DIRECTIVE
Scan the listing below and copy every line holding "their".

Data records
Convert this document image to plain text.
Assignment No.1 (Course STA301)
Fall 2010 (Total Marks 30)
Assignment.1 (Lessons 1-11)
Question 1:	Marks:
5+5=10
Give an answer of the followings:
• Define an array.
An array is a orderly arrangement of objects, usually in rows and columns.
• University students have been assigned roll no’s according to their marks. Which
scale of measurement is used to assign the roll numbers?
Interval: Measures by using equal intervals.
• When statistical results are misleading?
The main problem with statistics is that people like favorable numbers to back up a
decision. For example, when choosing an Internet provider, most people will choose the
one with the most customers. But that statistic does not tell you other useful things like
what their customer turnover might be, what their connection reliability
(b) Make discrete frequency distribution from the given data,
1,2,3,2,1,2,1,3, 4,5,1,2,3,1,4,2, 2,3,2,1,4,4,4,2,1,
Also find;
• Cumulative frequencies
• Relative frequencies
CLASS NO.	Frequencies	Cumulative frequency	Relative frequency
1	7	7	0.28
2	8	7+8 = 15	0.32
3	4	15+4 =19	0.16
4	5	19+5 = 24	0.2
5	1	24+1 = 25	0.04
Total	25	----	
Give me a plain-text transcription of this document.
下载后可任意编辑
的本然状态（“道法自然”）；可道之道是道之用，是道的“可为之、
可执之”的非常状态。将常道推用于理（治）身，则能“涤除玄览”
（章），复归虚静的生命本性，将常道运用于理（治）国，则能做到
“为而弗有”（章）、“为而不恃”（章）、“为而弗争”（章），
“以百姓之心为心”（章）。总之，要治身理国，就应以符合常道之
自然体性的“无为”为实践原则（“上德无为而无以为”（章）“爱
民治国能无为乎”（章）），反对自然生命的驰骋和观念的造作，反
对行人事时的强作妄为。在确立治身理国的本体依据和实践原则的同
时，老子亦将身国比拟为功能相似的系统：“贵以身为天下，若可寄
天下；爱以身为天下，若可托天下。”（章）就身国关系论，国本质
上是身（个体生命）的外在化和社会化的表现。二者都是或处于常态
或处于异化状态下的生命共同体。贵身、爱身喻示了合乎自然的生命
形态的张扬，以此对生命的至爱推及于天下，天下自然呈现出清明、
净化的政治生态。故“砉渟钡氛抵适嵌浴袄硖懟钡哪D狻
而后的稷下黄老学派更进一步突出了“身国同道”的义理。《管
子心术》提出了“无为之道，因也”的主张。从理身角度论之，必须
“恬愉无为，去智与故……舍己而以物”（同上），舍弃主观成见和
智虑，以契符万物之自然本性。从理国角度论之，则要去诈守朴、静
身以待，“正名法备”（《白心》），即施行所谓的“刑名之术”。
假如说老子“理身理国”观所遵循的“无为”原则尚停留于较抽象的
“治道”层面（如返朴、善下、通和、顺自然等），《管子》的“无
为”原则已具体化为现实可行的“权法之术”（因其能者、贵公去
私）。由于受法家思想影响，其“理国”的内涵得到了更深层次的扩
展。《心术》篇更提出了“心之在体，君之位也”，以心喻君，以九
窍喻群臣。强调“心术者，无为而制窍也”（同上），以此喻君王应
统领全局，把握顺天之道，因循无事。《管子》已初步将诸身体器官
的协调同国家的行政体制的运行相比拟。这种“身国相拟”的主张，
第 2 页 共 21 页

WRITTEN RESPONSE
• University students have been assigned roll no’s according to their marks. Which
what their customer turnover might be, what their connection reliability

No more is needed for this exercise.